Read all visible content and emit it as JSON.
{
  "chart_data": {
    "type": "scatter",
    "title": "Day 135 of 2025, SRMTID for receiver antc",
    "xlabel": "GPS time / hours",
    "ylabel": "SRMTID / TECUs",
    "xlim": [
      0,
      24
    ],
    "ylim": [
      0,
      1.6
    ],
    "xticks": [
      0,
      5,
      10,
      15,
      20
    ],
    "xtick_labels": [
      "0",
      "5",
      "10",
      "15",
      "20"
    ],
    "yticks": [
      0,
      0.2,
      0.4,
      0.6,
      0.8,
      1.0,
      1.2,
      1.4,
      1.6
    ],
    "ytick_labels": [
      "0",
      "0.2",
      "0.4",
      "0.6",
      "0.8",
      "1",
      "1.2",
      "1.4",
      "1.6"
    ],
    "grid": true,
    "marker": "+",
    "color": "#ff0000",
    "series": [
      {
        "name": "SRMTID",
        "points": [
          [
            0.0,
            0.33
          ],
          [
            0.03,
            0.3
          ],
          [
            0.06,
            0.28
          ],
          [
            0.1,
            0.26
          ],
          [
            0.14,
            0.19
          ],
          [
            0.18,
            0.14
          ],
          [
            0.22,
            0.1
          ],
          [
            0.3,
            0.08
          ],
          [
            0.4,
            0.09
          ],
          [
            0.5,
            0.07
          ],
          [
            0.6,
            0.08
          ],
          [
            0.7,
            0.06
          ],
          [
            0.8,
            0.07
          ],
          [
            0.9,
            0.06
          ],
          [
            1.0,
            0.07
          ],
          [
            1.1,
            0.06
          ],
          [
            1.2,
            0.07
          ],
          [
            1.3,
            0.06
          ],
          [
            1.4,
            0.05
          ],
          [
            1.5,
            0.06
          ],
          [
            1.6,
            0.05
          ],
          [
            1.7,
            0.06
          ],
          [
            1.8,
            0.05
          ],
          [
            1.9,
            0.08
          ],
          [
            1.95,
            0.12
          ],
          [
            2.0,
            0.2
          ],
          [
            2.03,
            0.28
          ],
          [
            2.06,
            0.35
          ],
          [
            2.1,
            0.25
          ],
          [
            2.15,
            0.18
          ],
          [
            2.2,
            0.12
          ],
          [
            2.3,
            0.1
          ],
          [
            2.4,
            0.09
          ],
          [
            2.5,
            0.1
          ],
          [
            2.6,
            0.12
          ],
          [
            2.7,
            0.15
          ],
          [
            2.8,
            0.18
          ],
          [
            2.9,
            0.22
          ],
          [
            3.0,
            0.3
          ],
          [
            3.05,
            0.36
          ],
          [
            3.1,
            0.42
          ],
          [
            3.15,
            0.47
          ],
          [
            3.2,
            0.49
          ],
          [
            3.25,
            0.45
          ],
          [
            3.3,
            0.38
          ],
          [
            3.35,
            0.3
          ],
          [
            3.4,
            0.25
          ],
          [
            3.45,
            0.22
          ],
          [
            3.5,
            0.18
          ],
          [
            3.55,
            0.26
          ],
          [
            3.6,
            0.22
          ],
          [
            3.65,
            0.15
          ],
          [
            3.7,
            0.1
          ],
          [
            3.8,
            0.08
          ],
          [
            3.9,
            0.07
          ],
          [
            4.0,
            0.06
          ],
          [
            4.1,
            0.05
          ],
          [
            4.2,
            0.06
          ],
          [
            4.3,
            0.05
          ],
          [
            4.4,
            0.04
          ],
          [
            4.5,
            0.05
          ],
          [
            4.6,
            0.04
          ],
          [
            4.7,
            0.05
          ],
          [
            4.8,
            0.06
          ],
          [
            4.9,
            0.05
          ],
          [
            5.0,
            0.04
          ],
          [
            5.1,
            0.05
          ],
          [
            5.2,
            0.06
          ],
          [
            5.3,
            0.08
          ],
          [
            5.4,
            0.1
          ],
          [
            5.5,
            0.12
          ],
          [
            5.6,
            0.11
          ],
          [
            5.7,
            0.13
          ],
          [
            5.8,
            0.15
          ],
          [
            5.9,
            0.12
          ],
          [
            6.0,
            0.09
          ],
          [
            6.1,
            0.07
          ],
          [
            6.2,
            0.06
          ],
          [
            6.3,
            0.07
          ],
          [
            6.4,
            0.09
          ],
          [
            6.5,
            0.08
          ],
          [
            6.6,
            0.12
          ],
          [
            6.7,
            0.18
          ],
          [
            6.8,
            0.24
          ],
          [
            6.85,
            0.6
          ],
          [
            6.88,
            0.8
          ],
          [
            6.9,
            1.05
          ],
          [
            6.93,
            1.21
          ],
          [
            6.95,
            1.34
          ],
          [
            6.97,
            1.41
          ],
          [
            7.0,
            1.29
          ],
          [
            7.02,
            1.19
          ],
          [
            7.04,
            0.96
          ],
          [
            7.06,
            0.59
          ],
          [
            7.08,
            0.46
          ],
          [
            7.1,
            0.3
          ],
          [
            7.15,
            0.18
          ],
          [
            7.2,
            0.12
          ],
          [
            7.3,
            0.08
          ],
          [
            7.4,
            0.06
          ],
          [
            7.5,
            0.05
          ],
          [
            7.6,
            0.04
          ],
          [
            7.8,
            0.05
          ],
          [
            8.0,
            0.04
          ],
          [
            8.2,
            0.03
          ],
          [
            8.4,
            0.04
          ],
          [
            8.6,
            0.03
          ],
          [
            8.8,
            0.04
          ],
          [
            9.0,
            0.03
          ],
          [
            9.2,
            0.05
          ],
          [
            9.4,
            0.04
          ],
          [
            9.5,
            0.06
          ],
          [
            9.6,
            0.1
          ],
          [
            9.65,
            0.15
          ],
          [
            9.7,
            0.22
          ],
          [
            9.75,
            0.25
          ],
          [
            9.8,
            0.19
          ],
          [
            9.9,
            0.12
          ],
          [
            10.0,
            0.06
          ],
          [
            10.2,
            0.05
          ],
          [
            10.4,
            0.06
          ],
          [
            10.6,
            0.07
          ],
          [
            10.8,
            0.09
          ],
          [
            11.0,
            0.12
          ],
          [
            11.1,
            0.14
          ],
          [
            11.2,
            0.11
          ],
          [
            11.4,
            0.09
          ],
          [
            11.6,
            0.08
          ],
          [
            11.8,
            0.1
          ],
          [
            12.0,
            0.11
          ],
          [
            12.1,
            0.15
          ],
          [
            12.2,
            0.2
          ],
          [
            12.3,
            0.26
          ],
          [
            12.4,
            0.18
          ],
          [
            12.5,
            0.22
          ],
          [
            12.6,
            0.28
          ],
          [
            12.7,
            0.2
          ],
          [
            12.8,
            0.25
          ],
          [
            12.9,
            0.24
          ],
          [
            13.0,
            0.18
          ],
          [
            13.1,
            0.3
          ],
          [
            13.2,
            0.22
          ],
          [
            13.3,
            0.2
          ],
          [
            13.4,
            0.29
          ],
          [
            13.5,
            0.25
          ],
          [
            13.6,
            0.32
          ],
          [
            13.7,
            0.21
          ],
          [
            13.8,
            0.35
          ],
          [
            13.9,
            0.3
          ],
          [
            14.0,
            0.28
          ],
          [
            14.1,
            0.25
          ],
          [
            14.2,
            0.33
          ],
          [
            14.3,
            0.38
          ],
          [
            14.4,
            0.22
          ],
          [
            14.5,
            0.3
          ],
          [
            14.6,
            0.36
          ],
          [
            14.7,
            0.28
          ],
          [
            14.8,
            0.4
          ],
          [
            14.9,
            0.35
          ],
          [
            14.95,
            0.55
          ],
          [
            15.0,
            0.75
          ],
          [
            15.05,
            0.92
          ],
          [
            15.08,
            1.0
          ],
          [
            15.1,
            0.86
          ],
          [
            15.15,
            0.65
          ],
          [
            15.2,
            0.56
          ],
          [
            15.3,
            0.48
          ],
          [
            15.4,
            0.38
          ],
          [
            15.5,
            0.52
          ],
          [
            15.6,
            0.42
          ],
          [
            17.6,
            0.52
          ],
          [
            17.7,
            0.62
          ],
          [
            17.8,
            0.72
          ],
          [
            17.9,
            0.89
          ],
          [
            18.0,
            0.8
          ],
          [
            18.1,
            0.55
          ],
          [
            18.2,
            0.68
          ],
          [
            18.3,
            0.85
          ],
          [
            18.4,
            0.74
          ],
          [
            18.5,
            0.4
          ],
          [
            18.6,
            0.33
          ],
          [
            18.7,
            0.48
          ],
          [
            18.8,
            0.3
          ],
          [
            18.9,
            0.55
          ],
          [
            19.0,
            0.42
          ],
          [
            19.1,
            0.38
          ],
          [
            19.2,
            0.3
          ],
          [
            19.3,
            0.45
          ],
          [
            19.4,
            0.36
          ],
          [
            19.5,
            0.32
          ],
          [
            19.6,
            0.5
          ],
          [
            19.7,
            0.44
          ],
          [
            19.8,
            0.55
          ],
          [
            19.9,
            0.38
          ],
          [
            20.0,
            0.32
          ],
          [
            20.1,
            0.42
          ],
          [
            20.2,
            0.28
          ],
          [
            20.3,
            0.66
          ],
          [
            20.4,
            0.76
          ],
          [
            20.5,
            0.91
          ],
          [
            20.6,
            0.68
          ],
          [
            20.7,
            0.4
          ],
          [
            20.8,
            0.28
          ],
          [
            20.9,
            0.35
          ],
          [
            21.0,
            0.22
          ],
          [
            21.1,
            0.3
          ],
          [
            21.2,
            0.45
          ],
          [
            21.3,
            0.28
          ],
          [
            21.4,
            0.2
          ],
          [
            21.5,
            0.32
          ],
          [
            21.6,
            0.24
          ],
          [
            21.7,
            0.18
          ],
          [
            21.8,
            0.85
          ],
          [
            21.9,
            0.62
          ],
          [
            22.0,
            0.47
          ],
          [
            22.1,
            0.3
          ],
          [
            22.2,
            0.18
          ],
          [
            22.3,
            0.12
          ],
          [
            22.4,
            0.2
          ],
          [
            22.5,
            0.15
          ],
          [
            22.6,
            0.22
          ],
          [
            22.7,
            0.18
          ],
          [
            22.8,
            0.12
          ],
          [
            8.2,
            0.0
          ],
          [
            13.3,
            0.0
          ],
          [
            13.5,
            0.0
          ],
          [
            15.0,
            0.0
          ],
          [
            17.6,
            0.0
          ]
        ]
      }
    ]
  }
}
★ ★ ★ ★
In the records above, find the lines containing "SRMTID" and copy them.

    "title": "Day 135 of 2025, SRMTID for receiver antc",
    "ylabel": "SRMTID / TECUs",
        "name": "SRMTID",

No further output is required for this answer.